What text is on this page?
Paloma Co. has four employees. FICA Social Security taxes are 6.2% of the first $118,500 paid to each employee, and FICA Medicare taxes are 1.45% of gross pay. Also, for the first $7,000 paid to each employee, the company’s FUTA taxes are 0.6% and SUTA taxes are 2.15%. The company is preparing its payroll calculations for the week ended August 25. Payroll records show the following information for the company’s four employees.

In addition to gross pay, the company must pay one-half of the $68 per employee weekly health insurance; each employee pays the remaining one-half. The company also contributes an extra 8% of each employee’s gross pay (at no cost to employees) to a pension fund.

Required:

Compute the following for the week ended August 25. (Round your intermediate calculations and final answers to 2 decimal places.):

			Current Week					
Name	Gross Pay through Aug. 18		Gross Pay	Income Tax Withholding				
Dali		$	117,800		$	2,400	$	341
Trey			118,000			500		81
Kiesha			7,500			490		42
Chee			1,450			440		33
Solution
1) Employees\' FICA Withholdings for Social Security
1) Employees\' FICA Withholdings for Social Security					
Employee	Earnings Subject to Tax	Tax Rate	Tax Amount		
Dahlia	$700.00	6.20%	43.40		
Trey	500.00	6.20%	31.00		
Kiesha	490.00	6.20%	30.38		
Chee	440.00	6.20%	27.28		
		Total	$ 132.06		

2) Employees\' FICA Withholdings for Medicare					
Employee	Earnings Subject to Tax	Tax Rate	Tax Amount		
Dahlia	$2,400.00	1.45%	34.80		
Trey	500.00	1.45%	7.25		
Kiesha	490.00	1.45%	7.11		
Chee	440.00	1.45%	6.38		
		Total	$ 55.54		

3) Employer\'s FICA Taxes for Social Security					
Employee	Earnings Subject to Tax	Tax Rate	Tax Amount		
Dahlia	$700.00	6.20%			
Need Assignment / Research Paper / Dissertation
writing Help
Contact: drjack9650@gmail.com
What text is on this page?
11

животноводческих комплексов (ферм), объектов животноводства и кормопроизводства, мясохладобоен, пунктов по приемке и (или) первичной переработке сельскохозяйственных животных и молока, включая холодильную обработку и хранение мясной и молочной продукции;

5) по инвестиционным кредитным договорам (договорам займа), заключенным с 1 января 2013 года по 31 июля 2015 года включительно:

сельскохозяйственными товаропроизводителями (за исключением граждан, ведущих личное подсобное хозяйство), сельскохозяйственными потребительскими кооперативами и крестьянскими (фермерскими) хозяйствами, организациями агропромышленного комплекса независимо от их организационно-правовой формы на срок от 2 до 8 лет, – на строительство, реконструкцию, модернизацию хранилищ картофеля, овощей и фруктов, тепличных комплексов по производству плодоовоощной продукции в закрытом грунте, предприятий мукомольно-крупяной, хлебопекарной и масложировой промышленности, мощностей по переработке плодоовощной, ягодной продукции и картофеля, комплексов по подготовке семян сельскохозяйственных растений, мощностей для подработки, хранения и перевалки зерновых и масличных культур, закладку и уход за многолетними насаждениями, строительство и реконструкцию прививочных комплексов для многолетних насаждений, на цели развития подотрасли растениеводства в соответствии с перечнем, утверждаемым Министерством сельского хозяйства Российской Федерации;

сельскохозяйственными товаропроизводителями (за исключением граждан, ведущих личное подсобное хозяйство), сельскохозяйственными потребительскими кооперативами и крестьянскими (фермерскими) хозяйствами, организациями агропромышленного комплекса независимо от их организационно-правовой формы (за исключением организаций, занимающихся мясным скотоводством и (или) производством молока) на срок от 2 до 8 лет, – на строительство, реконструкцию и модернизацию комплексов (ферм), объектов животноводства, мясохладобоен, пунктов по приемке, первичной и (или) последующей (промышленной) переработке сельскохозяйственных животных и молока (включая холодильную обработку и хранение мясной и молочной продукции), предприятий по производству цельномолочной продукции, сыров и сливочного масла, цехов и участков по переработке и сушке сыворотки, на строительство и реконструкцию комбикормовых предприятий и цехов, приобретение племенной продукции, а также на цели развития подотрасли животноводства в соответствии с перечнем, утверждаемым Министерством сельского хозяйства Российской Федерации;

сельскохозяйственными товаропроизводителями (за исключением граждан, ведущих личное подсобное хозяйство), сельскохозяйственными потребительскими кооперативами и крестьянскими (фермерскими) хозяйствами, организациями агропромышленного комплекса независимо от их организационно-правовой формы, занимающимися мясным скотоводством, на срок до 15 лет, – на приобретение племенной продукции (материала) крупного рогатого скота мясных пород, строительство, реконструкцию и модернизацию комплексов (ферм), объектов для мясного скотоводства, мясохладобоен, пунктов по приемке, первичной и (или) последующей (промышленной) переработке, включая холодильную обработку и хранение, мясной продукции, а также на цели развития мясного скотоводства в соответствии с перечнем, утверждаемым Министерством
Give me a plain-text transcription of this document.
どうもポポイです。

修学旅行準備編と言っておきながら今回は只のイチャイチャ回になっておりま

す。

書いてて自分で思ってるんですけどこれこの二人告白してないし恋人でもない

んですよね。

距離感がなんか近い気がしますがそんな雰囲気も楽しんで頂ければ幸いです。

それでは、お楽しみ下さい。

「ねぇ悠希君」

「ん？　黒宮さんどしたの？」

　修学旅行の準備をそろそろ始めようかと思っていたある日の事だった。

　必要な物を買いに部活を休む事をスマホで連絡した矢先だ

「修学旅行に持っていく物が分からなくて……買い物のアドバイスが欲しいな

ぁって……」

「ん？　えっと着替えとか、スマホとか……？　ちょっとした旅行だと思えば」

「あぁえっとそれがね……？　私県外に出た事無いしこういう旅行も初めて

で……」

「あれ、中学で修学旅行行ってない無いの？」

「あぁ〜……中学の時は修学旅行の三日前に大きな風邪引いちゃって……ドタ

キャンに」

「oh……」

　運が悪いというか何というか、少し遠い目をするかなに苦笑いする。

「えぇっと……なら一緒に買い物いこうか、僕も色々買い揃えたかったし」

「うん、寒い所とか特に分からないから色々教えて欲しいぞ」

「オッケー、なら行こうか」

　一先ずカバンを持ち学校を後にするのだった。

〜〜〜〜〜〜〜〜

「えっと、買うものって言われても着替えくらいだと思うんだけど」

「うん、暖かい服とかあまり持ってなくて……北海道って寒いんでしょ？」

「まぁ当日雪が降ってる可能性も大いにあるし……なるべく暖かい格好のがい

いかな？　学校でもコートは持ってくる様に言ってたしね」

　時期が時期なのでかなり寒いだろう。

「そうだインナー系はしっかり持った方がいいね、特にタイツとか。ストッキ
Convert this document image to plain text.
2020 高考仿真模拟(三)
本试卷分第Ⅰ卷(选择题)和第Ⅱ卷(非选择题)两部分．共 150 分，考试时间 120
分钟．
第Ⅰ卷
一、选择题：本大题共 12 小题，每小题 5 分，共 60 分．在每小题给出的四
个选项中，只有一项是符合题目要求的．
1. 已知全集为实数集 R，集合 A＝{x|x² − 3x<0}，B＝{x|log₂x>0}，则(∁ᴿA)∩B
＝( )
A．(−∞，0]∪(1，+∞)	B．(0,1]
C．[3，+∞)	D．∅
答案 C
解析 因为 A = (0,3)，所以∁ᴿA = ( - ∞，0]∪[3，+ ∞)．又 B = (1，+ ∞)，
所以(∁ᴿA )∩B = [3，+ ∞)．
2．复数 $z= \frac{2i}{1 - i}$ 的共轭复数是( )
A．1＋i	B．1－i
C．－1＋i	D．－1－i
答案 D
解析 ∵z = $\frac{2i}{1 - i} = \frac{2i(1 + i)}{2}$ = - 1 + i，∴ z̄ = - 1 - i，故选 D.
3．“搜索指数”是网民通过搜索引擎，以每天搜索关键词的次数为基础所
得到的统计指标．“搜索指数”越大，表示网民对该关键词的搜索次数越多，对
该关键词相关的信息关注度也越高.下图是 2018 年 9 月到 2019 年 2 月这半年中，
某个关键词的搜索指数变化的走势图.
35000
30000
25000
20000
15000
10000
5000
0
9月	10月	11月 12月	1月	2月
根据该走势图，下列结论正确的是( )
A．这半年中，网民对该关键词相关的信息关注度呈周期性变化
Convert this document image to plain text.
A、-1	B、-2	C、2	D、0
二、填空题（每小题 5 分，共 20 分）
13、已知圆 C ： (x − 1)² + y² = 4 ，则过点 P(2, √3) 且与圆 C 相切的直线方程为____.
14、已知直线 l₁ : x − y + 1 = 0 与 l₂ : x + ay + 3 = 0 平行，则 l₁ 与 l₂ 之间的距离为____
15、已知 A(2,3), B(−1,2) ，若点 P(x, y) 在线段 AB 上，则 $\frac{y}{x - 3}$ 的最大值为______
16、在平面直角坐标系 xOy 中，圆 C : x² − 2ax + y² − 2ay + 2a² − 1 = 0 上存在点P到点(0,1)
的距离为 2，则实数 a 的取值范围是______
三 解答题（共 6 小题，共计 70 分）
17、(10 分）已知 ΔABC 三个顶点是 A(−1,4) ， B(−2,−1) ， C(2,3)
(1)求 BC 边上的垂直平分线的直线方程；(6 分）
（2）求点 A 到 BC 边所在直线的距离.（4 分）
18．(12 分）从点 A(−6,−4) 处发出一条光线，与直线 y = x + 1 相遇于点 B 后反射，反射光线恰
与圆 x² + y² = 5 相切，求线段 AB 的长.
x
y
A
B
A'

________________________

(Your objective)
Examine the data above and state how many of its lines contain the word "Chee", with no further remarks.

(The solution)
3